> **WRITTEN PROBLEM**: What is the number of lines holding the word "gehabt"? Give that number alone.

--- Begin DATA SUPPLIED ---

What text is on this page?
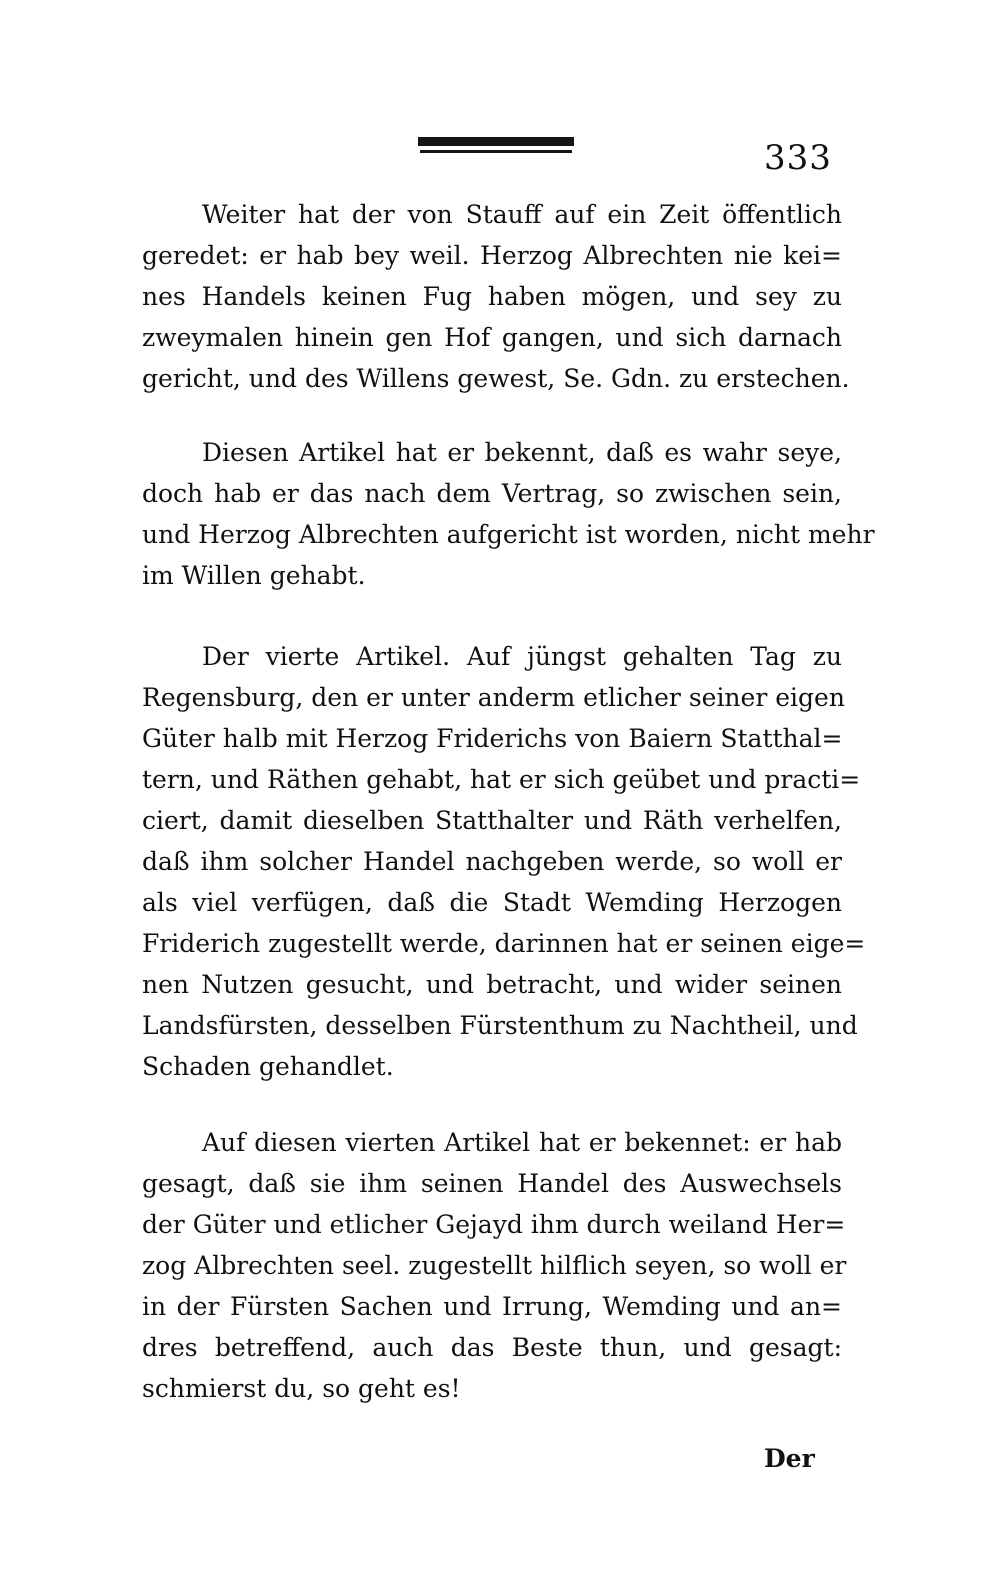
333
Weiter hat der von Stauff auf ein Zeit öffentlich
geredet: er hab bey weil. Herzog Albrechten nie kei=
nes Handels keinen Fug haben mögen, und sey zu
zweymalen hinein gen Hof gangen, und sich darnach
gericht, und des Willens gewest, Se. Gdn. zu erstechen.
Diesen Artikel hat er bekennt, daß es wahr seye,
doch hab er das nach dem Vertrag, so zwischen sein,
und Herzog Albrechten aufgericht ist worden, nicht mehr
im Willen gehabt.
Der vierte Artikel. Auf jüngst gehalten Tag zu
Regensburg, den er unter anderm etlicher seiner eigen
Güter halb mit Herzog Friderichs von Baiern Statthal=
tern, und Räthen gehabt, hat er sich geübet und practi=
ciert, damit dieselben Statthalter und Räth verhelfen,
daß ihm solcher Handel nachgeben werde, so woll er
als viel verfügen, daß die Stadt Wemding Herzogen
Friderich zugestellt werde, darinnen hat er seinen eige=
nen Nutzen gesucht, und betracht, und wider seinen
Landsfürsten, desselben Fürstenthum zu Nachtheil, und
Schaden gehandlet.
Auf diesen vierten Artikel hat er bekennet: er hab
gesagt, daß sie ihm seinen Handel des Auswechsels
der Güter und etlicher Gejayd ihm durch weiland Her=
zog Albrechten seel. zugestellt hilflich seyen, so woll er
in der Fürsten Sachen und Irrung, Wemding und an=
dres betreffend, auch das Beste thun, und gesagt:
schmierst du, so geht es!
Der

--- End DATA SUPPLIED ---

> **EXERCISE ANSWER**: 2